-- Start --

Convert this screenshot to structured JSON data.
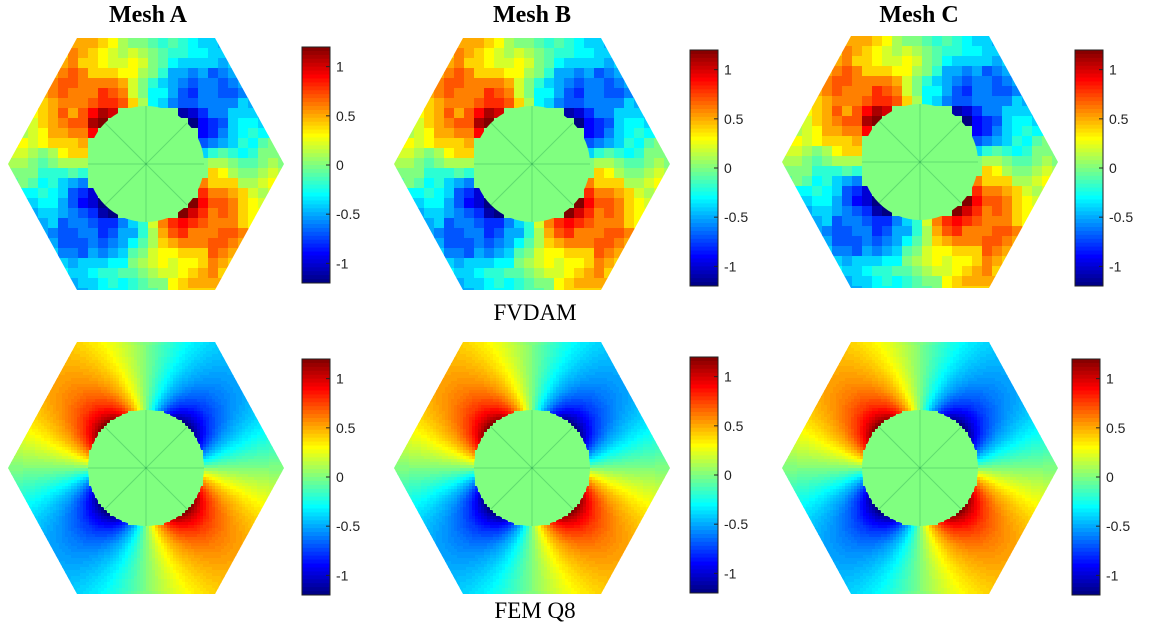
{
  "columns": [
    "Mesh A",
    "Mesh B",
    "Mesh C"
  ],
  "rows": [
    {
      "label": "FVDAM",
      "style": "stepped"
    },
    {
      "label": "FEM Q8",
      "style": "smooth"
    }
  ],
  "colorbar": {
    "ticks": [
      1,
      0.5,
      0,
      -0.5,
      -1
    ],
    "tick_labels": [
      "1",
      "0.5",
      "0",
      "-0.5",
      "-1"
    ],
    "range": [
      -1.2,
      1.2
    ],
    "colormap": "jet"
  },
  "field": {
    "pattern": "quadrupole",
    "positive_quadrants": [
      "upper-left",
      "lower-right"
    ],
    "negative_quadrants": [
      "upper-right",
      "lower-left"
    ],
    "inclusion_value": 0
  }
}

-- End --

Goal -
Write out the entries above verbatim; the pictures do not belong in your copy.

Full answer -
Convert this screenshot to structured JSON data.
{
  "columns": [
    "Mesh A",
    "Mesh B",
    "Mesh C"
  ],
  "rows": [
    {
      "label": "FVDAM",
      "style": "stepped"
    },
    {
      "label": "FEM Q8",
      "style": "smooth"
    }
  ],
  "colorbar": {
    "ticks": [
      1,
      0.5,
      0,
      -0.5,
      -1
    ],
    "tick_labels": [
      "1",
      "0.5",
      "0",
      "-0.5",
      "-1"
    ],
    "range": [
      -1.2,
      1.2
    ],
    "colormap": "jet"
  },
  "field": {
    "pattern": "quadrupole",
    "positive_quadrants": [
      "upper-left",
      "lower-right"
    ],
    "negative_quadrants": [
      "upper-right",
      "lower-left"
    ],
    "inclusion_value": 0
  }
}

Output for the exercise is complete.